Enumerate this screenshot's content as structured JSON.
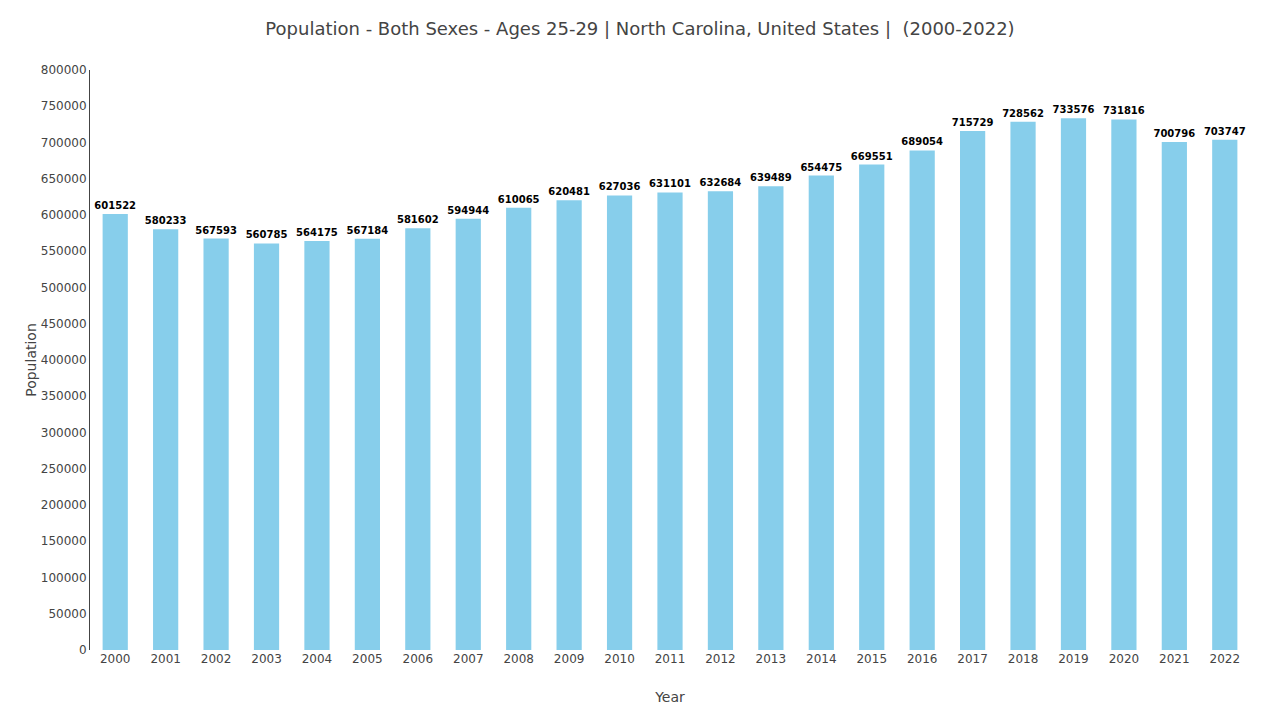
{
  "chart_data": {
    "type": "bar",
    "title": "Population - Both Sexes - Ages 25-29 | North Carolina, United States |  (2000-2022)",
    "x_label": "Year",
    "y_label": "Population",
    "categories": [
      "2000",
      "2001",
      "2002",
      "2003",
      "2004",
      "2005",
      "2006",
      "2007",
      "2008",
      "2009",
      "2010",
      "2011",
      "2012",
      "2013",
      "2014",
      "2015",
      "2016",
      "2017",
      "2018",
      "2019",
      "2020",
      "2021",
      "2022"
    ],
    "values": [
      601522,
      580233,
      567593,
      560785,
      564175,
      567184,
      581602,
      594944,
      610065,
      620481,
      627036,
      631101,
      632684,
      639489,
      654475,
      669551,
      689054,
      715729,
      728562,
      733576,
      731816,
      700796,
      703747
    ],
    "color": "#87CEEB",
    "ylim": [
      0,
      800000
    ],
    "yticks": [
      0,
      50000,
      100000,
      150000,
      200000,
      250000,
      300000,
      350000,
      400000,
      450000,
      500000,
      550000,
      600000,
      650000,
      700000,
      750000,
      800000
    ],
    "grid": false,
    "data_labels": true
  }
}
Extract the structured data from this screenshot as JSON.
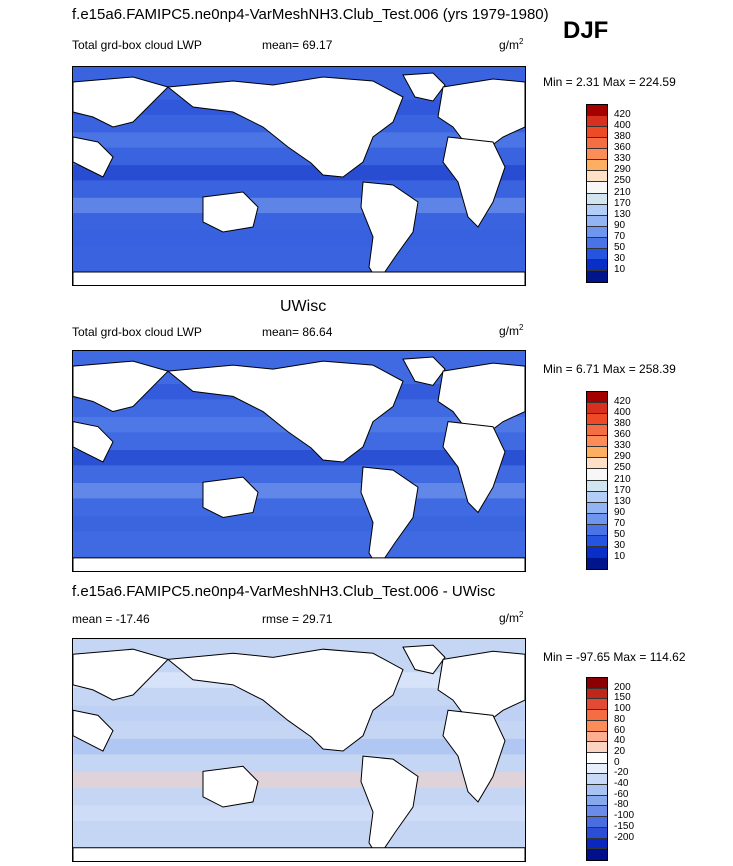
{
  "header": {
    "title": "f.e15a6.FAMIPC5.ne0np4-VarMeshNH3.Club_Test.006 (yrs 1979-1980)",
    "season": "DJF"
  },
  "panels": [
    {
      "title": "",
      "left_label": "Total grd-box cloud LWP",
      "mid_label": "mean=  69.17",
      "units": "g/m",
      "units_sup": "2",
      "minmax": "Min =   2.31 Max = 224.59",
      "colors": [
        "#a50000",
        "#d7301f",
        "#ef4a27",
        "#f46d43",
        "#fc8d59",
        "#fdae61",
        "#fde0c5",
        "#f7f7f7",
        "#d1e5f0",
        "#b2cdf7",
        "#92b4f2",
        "#6f96ee",
        "#4a73e8",
        "#2554e0",
        "#0a2ec8",
        "#00148c"
      ],
      "ticks": [
        "420",
        "400",
        "380",
        "360",
        "330",
        "290",
        "250",
        "210",
        "170",
        "130",
        "90",
        "70",
        "50",
        "30",
        "10"
      ],
      "fill": "#3a63e0"
    },
    {
      "title": "UWisc",
      "left_label": "Total grd-box cloud LWP",
      "mid_label": "mean=  86.64",
      "units": "g/m",
      "units_sup": "2",
      "minmax": "Min =   6.71 Max = 258.39",
      "colors": [
        "#a50000",
        "#d7301f",
        "#ef4a27",
        "#f46d43",
        "#fc8d59",
        "#fdae61",
        "#fde0c5",
        "#f7f7f7",
        "#d1e5f0",
        "#b2cdf7",
        "#92b4f2",
        "#6f96ee",
        "#4a73e8",
        "#2554e0",
        "#0a2ec8",
        "#00148c"
      ],
      "ticks": [
        "420",
        "400",
        "380",
        "360",
        "330",
        "290",
        "250",
        "210",
        "170",
        "130",
        "90",
        "70",
        "50",
        "30",
        "10"
      ],
      "fill": "#3f6ae2"
    },
    {
      "title": "f.e15a6.FAMIPC5.ne0np4-VarMeshNH3.Club_Test.006 - UWisc",
      "left_label": "mean = -17.46",
      "mid_label": "rmse =  29.71",
      "units": "g/m",
      "units_sup": "2",
      "minmax": "Min = -97.65 Max = 114.62",
      "colors": [
        "#8b0000",
        "#c0271b",
        "#e34a33",
        "#f46d43",
        "#fc8d59",
        "#fdae91",
        "#fcd4c2",
        "#ffffff",
        "#e8effc",
        "#c8d9f7",
        "#a8c2f2",
        "#88a8ee",
        "#6a8ce8",
        "#4a6ee0",
        "#2a4ed6",
        "#0a28c0",
        "#00108c"
      ],
      "ticks": [
        "200",
        "150",
        "100",
        "80",
        "60",
        "40",
        "20",
        "0",
        "-20",
        "-40",
        "-60",
        "-80",
        "-100",
        "-150",
        "-200"
      ],
      "fill": "#c5d6f5"
    }
  ]
}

━━━━━━━━━━━━━━━━━━━━

WHAT THE EXERCISE ASKS
In the entries above, how many lines hold the word "Population"? State the number and nothing else.

COMPLETE RESPONSE
2